____ PROVIDED MATERIAL

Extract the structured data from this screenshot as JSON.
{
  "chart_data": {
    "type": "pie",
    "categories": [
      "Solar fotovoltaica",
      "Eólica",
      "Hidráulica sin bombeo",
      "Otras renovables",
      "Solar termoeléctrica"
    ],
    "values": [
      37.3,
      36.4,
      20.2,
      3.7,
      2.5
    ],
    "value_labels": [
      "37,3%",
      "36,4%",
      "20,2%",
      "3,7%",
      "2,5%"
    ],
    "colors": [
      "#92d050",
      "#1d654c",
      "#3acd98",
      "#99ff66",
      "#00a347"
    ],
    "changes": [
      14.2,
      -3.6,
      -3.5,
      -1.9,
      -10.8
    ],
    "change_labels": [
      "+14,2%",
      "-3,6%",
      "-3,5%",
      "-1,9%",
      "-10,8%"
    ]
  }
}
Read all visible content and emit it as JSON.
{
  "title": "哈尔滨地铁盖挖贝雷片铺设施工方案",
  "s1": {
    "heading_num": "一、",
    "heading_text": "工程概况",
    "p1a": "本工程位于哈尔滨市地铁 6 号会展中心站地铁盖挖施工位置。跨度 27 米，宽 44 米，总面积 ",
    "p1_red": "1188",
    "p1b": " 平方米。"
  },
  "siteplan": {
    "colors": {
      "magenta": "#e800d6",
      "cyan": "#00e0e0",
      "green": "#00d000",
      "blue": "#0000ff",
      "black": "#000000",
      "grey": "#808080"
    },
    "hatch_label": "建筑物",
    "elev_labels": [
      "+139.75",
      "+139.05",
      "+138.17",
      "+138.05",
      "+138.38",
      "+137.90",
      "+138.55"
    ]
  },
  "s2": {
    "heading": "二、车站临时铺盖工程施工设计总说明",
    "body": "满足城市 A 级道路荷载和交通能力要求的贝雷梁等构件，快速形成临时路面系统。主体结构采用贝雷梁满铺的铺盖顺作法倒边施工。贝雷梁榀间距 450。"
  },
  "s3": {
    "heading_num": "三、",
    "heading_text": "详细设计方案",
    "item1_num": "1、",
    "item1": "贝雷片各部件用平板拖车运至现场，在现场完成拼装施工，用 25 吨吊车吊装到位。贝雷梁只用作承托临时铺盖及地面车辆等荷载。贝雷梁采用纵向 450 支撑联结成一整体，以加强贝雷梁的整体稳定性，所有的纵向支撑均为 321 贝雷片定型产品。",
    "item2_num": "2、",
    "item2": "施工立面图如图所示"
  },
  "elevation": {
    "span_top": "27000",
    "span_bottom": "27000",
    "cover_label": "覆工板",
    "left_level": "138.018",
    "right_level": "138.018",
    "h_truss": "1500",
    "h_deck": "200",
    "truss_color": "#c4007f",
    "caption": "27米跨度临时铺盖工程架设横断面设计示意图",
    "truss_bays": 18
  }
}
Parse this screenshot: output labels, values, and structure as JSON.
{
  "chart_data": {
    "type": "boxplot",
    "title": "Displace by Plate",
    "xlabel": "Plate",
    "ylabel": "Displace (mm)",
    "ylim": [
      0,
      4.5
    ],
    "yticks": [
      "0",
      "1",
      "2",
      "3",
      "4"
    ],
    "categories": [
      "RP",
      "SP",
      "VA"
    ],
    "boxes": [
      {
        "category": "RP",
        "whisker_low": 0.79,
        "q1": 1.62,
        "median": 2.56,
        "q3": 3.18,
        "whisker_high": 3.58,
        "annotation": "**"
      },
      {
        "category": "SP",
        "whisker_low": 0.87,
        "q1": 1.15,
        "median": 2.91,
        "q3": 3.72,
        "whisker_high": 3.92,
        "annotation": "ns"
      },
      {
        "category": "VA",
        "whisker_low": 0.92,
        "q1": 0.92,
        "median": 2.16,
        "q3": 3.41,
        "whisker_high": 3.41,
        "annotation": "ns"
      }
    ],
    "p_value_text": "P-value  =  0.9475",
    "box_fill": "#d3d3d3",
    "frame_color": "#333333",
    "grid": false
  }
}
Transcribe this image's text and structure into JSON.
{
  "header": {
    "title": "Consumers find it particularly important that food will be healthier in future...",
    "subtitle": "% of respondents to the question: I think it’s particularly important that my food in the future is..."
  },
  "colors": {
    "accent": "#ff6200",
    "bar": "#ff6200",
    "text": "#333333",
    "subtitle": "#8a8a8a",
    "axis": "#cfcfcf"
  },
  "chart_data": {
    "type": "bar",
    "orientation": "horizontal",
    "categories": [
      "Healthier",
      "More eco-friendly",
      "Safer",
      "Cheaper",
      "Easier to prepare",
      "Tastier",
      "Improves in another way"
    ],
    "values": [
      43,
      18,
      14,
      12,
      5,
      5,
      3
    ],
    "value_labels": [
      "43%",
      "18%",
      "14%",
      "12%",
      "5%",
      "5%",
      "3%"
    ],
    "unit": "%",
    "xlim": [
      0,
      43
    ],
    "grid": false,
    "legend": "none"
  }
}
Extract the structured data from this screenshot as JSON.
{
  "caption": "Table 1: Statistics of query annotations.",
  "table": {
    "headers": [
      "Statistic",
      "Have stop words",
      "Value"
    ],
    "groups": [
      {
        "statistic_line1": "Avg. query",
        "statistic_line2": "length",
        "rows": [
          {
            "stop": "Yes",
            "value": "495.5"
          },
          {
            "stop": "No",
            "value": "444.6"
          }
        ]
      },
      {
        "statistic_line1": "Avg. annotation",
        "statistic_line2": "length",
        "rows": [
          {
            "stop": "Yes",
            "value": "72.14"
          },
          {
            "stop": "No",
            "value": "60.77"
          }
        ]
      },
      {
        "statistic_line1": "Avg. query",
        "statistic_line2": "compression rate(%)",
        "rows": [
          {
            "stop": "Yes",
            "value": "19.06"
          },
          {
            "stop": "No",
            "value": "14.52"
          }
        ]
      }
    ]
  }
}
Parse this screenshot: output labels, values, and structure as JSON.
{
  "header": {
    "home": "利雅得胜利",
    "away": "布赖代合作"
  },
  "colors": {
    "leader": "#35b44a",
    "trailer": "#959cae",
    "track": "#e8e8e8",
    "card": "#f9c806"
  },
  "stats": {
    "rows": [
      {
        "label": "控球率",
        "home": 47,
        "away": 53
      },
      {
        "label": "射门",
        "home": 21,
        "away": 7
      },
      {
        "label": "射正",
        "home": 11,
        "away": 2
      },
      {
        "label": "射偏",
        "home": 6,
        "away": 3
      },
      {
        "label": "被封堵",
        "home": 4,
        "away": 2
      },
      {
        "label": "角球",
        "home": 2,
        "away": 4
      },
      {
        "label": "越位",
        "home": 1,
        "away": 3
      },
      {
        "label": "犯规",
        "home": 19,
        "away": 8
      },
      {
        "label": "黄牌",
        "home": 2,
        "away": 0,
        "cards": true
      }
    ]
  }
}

________

* TO DO *
Count every line bearing the word "particularly"; report the total only.

* WRITTEN ANSWER *
2